__Exercise aim__. Copy, from the entries below, each line in which the string "изображение" appears.

++++ Dataset excerpts ++++

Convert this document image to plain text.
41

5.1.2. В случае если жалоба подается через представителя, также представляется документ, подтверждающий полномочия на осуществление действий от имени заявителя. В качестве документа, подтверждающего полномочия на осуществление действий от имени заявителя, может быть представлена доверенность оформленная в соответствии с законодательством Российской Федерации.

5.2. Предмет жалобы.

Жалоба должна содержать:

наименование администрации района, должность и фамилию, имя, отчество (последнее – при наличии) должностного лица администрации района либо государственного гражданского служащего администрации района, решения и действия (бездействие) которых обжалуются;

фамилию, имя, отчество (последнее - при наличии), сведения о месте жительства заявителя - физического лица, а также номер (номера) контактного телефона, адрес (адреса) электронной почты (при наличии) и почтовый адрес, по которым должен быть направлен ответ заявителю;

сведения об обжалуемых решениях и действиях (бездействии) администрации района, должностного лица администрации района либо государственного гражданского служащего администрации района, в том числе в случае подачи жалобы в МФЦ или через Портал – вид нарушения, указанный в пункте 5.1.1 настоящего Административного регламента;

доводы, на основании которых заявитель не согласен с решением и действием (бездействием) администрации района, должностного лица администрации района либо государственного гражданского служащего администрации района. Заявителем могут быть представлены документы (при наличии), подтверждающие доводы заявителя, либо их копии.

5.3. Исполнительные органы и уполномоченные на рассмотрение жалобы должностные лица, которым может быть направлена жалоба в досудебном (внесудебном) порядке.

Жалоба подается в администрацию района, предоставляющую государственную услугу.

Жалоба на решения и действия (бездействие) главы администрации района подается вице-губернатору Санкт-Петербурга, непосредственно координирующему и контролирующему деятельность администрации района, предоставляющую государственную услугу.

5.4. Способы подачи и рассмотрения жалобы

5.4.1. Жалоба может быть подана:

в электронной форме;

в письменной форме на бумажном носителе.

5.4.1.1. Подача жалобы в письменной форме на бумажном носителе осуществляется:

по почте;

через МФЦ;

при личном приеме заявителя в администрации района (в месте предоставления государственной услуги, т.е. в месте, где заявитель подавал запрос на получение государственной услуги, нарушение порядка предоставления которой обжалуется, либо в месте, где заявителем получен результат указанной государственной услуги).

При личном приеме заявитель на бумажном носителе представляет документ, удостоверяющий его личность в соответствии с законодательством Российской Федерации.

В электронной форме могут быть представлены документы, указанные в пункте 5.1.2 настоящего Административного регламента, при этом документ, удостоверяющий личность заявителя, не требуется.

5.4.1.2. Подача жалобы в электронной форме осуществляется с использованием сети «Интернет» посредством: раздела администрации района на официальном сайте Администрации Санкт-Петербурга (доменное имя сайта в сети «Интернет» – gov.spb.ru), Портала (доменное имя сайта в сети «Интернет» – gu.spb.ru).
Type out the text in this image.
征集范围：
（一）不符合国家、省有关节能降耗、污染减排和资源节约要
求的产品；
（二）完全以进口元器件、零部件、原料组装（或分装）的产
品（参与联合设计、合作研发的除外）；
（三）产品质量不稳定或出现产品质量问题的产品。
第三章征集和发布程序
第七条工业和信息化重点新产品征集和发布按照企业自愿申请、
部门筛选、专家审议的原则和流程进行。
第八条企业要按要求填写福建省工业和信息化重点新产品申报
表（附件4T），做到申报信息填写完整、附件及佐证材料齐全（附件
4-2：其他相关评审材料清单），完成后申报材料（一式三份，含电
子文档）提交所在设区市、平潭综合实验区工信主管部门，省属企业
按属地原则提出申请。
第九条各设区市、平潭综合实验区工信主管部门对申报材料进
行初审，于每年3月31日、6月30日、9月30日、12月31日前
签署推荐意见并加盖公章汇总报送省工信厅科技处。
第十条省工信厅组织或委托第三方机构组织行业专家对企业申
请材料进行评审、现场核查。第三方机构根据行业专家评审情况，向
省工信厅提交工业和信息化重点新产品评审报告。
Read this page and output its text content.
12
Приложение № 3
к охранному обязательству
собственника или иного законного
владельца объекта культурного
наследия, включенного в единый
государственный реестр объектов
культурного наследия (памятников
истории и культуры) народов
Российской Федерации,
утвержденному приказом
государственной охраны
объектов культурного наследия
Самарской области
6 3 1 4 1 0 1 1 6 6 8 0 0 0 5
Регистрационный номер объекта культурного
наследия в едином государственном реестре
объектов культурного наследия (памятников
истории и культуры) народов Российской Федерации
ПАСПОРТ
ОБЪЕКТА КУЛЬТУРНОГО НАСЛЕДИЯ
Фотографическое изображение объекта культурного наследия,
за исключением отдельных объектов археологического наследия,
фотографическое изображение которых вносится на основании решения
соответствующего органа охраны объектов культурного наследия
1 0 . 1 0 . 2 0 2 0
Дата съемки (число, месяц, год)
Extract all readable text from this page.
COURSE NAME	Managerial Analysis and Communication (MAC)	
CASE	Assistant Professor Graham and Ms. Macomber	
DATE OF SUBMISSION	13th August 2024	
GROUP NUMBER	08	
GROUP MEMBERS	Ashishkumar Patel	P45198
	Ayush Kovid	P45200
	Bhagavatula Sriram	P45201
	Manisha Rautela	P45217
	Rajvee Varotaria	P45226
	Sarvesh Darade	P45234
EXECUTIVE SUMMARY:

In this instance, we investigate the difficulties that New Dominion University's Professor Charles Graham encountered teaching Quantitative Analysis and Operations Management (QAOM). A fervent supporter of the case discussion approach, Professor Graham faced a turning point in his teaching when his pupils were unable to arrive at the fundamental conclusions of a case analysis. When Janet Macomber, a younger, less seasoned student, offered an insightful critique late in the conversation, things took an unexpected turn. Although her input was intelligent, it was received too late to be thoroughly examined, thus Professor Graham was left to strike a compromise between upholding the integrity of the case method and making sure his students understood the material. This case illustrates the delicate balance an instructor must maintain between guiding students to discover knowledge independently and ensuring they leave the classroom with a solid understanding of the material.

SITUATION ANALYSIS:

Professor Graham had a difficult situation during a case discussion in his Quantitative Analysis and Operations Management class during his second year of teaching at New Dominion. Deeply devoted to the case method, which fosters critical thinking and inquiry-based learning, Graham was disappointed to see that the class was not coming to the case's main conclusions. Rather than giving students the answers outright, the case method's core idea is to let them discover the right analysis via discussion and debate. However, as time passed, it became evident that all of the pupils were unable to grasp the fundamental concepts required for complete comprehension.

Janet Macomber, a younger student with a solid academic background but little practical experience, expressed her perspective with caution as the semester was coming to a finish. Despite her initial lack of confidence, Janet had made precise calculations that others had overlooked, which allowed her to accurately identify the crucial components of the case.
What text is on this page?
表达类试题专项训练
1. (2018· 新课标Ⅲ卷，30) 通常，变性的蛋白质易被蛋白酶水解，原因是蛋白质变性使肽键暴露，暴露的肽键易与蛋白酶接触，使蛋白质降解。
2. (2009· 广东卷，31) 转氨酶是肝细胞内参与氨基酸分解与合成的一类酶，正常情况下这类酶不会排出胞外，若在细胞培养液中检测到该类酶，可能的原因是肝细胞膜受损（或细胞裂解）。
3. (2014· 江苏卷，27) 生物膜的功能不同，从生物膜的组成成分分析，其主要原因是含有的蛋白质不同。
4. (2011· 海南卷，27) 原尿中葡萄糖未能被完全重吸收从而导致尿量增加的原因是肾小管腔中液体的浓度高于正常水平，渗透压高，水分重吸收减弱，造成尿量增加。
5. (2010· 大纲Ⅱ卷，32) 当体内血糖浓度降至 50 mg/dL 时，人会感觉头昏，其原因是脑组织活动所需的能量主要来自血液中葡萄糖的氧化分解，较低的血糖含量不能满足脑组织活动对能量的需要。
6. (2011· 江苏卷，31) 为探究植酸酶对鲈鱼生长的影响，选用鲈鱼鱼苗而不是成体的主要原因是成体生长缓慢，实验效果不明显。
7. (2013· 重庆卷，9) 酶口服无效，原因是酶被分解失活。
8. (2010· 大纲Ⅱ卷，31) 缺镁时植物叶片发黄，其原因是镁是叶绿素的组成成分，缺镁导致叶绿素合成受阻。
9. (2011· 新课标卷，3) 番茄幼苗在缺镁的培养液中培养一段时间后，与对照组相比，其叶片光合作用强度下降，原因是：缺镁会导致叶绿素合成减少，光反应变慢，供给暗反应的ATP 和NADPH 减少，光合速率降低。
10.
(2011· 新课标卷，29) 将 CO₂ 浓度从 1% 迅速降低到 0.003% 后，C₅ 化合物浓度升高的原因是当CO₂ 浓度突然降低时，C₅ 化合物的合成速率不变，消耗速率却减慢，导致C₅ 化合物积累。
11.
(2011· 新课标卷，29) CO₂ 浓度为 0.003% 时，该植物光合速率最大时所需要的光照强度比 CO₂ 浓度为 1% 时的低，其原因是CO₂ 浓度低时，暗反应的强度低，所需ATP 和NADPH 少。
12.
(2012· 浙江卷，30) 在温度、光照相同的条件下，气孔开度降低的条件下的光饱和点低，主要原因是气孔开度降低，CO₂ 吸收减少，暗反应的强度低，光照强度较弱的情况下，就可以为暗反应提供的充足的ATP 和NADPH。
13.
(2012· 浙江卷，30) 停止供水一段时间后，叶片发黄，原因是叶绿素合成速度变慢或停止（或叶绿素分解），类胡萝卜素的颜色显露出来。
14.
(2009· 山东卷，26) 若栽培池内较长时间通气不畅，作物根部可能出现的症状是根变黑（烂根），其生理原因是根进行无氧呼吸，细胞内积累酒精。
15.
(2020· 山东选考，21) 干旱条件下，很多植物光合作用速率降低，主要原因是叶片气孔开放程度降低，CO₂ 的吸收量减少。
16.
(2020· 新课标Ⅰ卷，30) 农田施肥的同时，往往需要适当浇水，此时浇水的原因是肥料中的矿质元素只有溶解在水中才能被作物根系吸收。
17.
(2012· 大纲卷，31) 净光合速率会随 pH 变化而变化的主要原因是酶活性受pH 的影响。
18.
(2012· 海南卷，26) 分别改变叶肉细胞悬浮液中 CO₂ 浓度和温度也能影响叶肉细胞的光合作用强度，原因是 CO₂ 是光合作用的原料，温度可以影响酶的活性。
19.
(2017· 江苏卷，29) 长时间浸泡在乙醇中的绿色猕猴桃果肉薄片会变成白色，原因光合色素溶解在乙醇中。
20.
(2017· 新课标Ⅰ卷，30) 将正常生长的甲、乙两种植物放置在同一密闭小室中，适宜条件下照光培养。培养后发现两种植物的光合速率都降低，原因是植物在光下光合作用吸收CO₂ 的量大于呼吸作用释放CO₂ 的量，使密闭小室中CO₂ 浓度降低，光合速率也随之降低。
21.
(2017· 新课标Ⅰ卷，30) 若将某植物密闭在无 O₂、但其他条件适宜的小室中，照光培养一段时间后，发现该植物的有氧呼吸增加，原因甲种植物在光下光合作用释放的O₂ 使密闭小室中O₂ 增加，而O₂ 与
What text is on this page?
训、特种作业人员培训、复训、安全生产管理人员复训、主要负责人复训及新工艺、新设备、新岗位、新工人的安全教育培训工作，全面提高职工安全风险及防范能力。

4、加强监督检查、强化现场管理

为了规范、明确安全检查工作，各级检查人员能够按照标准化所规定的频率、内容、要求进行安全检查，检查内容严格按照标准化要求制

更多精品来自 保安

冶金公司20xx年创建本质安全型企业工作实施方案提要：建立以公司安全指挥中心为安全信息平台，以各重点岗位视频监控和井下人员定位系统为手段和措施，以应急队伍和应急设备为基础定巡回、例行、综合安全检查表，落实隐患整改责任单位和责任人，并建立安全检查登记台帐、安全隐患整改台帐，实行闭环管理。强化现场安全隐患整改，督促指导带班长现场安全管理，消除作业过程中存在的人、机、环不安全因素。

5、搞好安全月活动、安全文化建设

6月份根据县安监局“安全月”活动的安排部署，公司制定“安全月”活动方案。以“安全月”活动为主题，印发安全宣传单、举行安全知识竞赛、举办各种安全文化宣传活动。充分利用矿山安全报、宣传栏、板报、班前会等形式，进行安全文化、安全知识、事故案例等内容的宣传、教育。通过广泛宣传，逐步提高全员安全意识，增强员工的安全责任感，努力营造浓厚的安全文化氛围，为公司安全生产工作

++++

__Final answer__.
Фотографическое изображение объекта культурного наследия,
фотографическое изображение которых вносится на основании решения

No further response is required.